Dataset entries on figures:

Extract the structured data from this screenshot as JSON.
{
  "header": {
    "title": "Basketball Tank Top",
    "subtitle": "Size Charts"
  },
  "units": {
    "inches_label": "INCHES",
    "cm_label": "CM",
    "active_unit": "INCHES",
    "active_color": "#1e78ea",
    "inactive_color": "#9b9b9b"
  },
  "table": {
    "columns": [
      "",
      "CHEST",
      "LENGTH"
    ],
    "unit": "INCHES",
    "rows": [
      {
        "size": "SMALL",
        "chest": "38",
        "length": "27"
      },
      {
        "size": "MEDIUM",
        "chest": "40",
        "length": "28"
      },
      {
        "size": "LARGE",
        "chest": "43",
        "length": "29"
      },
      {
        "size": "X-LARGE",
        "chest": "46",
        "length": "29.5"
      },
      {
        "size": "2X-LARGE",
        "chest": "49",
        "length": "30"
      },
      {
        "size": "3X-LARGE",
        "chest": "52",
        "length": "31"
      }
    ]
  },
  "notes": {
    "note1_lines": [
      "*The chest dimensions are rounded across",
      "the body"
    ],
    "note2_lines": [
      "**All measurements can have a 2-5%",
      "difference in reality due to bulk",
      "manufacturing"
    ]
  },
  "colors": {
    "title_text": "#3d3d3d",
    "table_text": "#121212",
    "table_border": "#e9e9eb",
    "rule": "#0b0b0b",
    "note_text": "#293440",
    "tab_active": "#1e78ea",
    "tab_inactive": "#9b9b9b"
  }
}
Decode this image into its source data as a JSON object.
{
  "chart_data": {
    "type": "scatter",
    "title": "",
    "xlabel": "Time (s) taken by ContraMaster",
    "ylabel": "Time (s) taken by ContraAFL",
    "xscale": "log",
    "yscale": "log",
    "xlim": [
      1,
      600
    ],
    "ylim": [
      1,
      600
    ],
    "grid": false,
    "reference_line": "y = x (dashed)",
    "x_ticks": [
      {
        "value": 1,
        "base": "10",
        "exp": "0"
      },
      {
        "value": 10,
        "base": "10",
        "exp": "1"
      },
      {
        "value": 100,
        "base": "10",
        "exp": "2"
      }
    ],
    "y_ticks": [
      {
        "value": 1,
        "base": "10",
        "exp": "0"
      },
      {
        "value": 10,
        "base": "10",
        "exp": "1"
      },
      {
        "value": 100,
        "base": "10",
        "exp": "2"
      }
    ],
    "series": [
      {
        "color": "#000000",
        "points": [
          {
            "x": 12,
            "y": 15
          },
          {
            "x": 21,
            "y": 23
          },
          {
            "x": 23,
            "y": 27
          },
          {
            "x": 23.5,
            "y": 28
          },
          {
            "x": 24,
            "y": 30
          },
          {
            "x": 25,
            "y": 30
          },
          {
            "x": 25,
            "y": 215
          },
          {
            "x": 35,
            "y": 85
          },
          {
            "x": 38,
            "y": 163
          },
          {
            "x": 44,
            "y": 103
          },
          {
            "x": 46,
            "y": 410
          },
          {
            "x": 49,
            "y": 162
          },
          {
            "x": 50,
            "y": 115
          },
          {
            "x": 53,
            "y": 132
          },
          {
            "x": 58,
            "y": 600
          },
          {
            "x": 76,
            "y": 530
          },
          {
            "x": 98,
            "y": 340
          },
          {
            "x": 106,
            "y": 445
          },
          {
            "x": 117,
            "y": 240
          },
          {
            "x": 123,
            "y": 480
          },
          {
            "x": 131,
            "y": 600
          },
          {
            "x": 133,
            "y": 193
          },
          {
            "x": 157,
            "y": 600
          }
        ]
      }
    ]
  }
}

# Given request:
Your task is to print all of the records exactly.

# Right answer:
Extract the structured data from this screenshot as JSON.
{
  "header": {
    "title": "Basketball Tank Top",
    "subtitle": "Size Charts"
  },
  "units": {
    "inches_label": "INCHES",
    "cm_label": "CM",
    "active_unit": "INCHES",
    "active_color": "#1e78ea",
    "inactive_color": "#9b9b9b"
  },
  "table": {
    "columns": [
      "",
      "CHEST",
      "LENGTH"
    ],
    "unit": "INCHES",
    "rows": [
      {
        "size": "SMALL",
        "chest": "38",
        "length": "27"
      },
      {
        "size": "MEDIUM",
        "chest": "40",
        "length": "28"
      },
      {
        "size": "LARGE",
        "chest": "43",
        "length": "29"
      },
      {
        "size": "X-LARGE",
        "chest": "46",
        "length": "29.5"
      },
      {
        "size": "2X-LARGE",
        "chest": "49",
        "length": "30"
      },
      {
        "size": "3X-LARGE",
        "chest": "52",
        "length": "31"
      }
    ]
  },
  "notes": {
    "note1_lines": [
      "*The chest dimensions are rounded across",
      "the body"
    ],
    "note2_lines": [
      "**All measurements can have a 2-5%",
      "difference in reality due to bulk",
      "manufacturing"
    ]
  },
  "colors": {
    "title_text": "#3d3d3d",
    "table_text": "#121212",
    "table_border": "#e9e9eb",
    "rule": "#0b0b0b",
    "note_text": "#293440",
    "tab_active": "#1e78ea",
    "tab_inactive": "#9b9b9b"
  }
}
Decode this image into its source data as a JSON object.
{
  "chart_data": {
    "type": "scatter",
    "title": "",
    "xlabel": "Time (s) taken by ContraMaster",
    "ylabel": "Time (s) taken by ContraAFL",
    "xscale": "log",
    "yscale": "log",
    "xlim": [
      1,
      600
    ],
    "ylim": [
      1,
      600
    ],
    "grid": false,
    "reference_line": "y = x (dashed)",
    "x_ticks": [
      {
        "value": 1,
        "base": "10",
        "exp": "0"
      },
      {
        "value": 10,
        "base": "10",
        "exp": "1"
      },
      {
        "value": 100,
        "base": "10",
        "exp": "2"
      }
    ],
    "y_ticks": [
      {
        "value": 1,
        "base": "10",
        "exp": "0"
      },
      {
        "value": 10,
        "base": "10",
        "exp": "1"
      },
      {
        "value": 100,
        "base": "10",
        "exp": "2"
      }
    ],
    "series": [
      {
        "color": "#000000",
        "points": [
          {
            "x": 12,
            "y": 15
          },
          {
            "x": 21,
            "y": 23
          },
          {
            "x": 23,
            "y": 27
          },
          {
            "x": 23.5,
            "y": 28
          },
          {
            "x": 24,
            "y": 30
          },
          {
            "x": 25,
            "y": 30
          },
          {
            "x": 25,
            "y": 215
          },
          {
            "x": 35,
            "y": 85
          },
          {
            "x": 38,
            "y": 163
          },
          {
            "x": 44,
            "y": 103
          },
          {
            "x": 46,
            "y": 410
          },
          {
            "x": 49,
            "y": 162
          },
          {
            "x": 50,
            "y": 115
          },
          {
            "x": 53,
            "y": 132
          },
          {
            "x": 58,
            "y": 600
          },
          {
            "x": 76,
            "y": 530
          },
          {
            "x": 98,
            "y": 340
          },
          {
            "x": 106,
            "y": 445
          },
          {
            "x": 117,
            "y": 240
          },
          {
            "x": 123,
            "y": 480
          },
          {
            "x": 131,
            "y": 600
          },
          {
            "x": 133,
            "y": 193
          },
          {
            "x": 157,
            "y": 600
          }
        ]
      }
    ]
  }
}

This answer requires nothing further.